=== JOB ===
Copy the data below exactly, omitting any picture it contains.

=== DATA SHOWN ===

+++++

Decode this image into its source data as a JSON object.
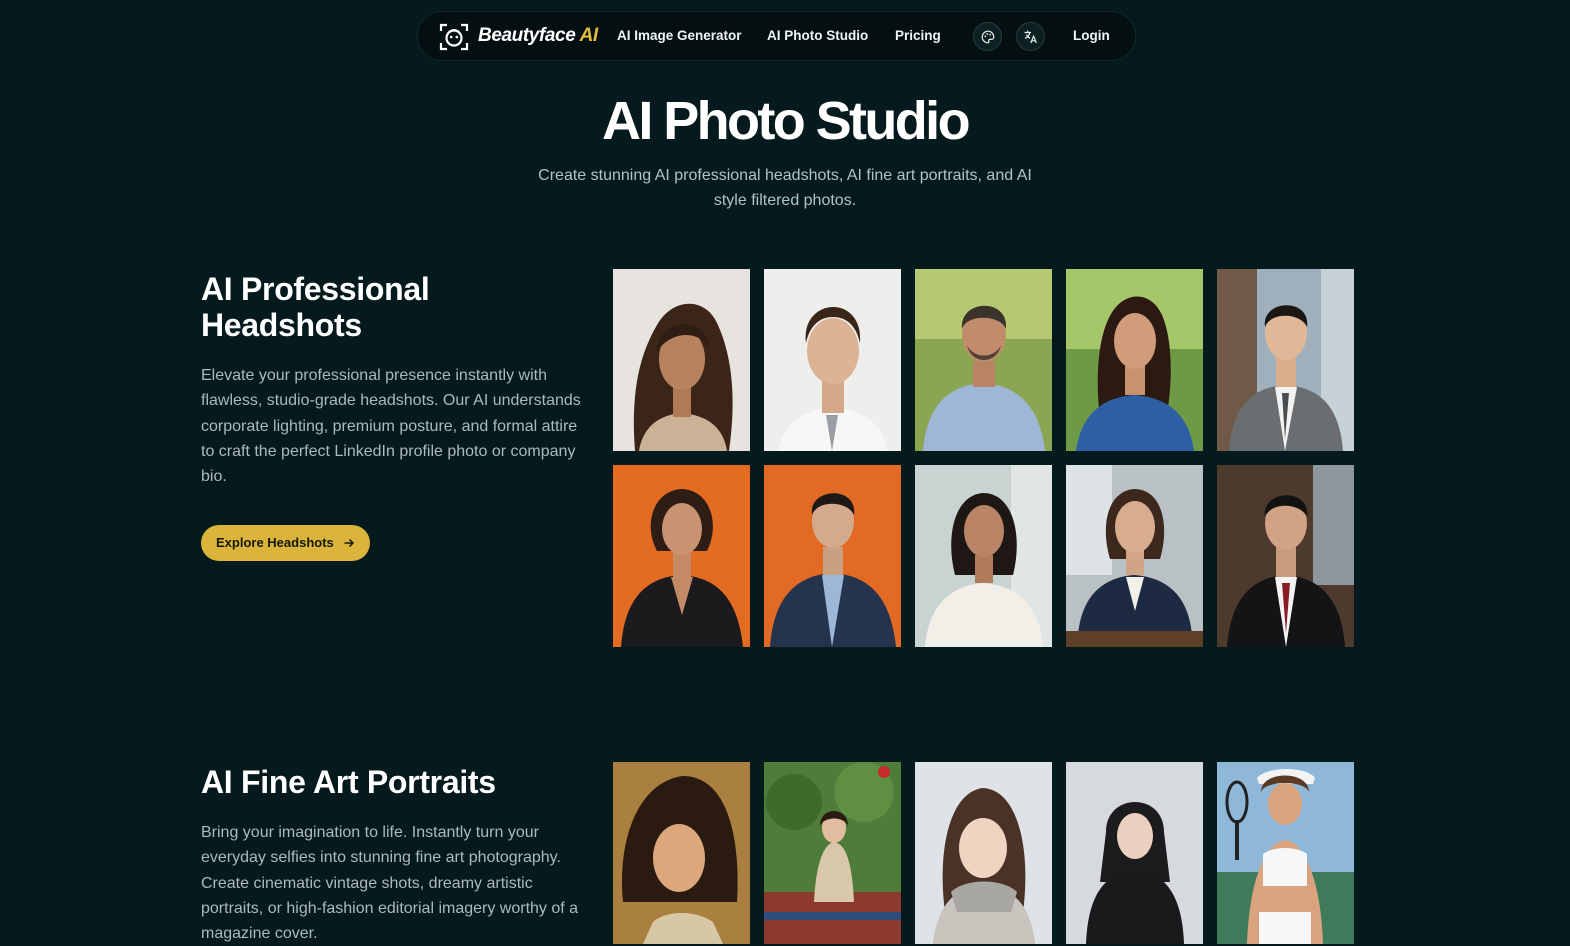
{
  "nav": {
    "brand_name": "Beautyface",
    "brand_accent": "AI",
    "links": [
      "AI Image Generator",
      "AI Photo Studio",
      "Pricing"
    ],
    "login_label": "Login",
    "icons": [
      "palette-icon",
      "translate-icon"
    ]
  },
  "hero": {
    "title": "AI Photo Studio",
    "subtitle": "Create stunning AI professional headshots, AI fine art portraits, and AI style filtered photos."
  },
  "sections": [
    {
      "title": "AI Professional Headshots",
      "description": "Elevate your professional presence instantly with flawless, studio-grade headshots. Our AI understands corporate lighting, premium posture, and formal attire to craft the perfect LinkedIn profile photo or company bio.",
      "cta_label": "Explore Headshots",
      "images": [
        "headshot-woman-beige-sweater",
        "headshot-man-white-shirt-tie",
        "headshot-man-blue-shirt-park",
        "headshot-woman-blue-shirt-park",
        "headshot-man-grey-suit-office",
        "headshot-woman-black-blazer-orange",
        "headshot-man-navy-suit-orange",
        "headshot-woman-white-blouse-office",
        "headshot-woman-navy-blazer-desk",
        "headshot-man-black-suit-red-tie"
      ]
    },
    {
      "title": "AI Fine Art Portraits",
      "description": "Bring your imagination to life. Instantly turn your everyday selfies into stunning fine art photography. Create cinematic vintage shots, dreamy artistic portraits, or high-fashion editorial imagery worthy of a magazine cover.",
      "images": [
        "portrait-golden-vintage",
        "portrait-plants-rug",
        "portrait-snow-scarf",
        "portrait-winter-coat-hood",
        "portrait-tennis-player"
      ]
    }
  ],
  "colors": {
    "background": "#051a1c",
    "navbar": "#030f11",
    "accent": "#e3bb3c",
    "button": "#dbb53b",
    "muted_text": "#aeb9bb"
  }
}
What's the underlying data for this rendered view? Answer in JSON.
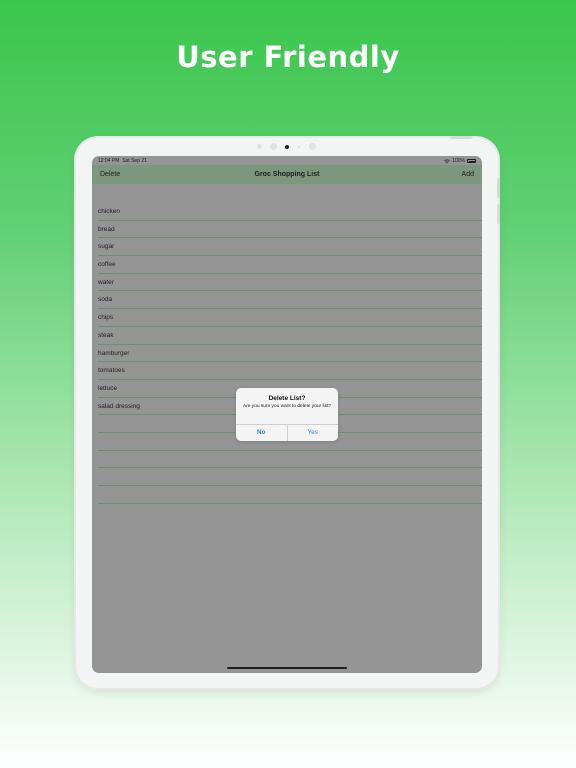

+++++

=== REPLY ===
Decode this image into its source data as a JSON object.
{
  "nav": {
    "brand_name": "Beautyface",
    "brand_accent": "AI",
    "links": [
      "AI Image Generator",
      "AI Photo Studio",
      "Pricing"
    ],
    "login_label": "Login",
    "icons": [
      "palette-icon",
      "translate-icon"
    ]
  },
  "hero": {
    "title": "AI Photo Studio",
    "subtitle": "Create stunning AI professional headshots, AI fine art portraits, and AI style filtered photos."
  },
  "sections": [
    {
      "title": "AI Professional Headshots",
      "description": "Elevate your professional presence instantly with flawless, studio-grade headshots. Our AI understands corporate lighting, premium posture, and formal attire to craft the perfect LinkedIn profile photo or company bio.",
      "cta_label": "Explore Headshots",
      "images": [
        "headshot-woman-beige-sweater",
        "headshot-man-white-shirt-tie",
        "headshot-man-blue-shirt-park",
        "headshot-woman-blue-shirt-park",
        "headshot-man-grey-suit-office",
        "headshot-woman-black-blazer-orange",
        "headshot-man-navy-suit-orange",
        "headshot-woman-white-blouse-office",
        "headshot-woman-navy-blazer-desk",
        "headshot-man-black-suit-red-tie"
      ]
    },
    {
      "title": "AI Fine Art Portraits",
      "description": "Bring your imagination to life. Instantly turn your everyday selfies into stunning fine art photography. Create cinematic vintage shots, dreamy artistic portraits, or high-fashion editorial imagery worthy of a magazine cover.",
      "images": [
        "portrait-golden-vintage",
        "portrait-plants-rug",
        "portrait-snow-scarf",
        "portrait-winter-coat-hood",
        "portrait-tennis-player"
      ]
    }
  ],
  "colors": {
    "background": "#051a1c",
    "navbar": "#030f11",
    "accent": "#e3bb3c",
    "button": "#dbb53b",
    "muted_text": "#aeb9bb"
  }
}
What's the underlying data for this rendered view? Answer in JSON.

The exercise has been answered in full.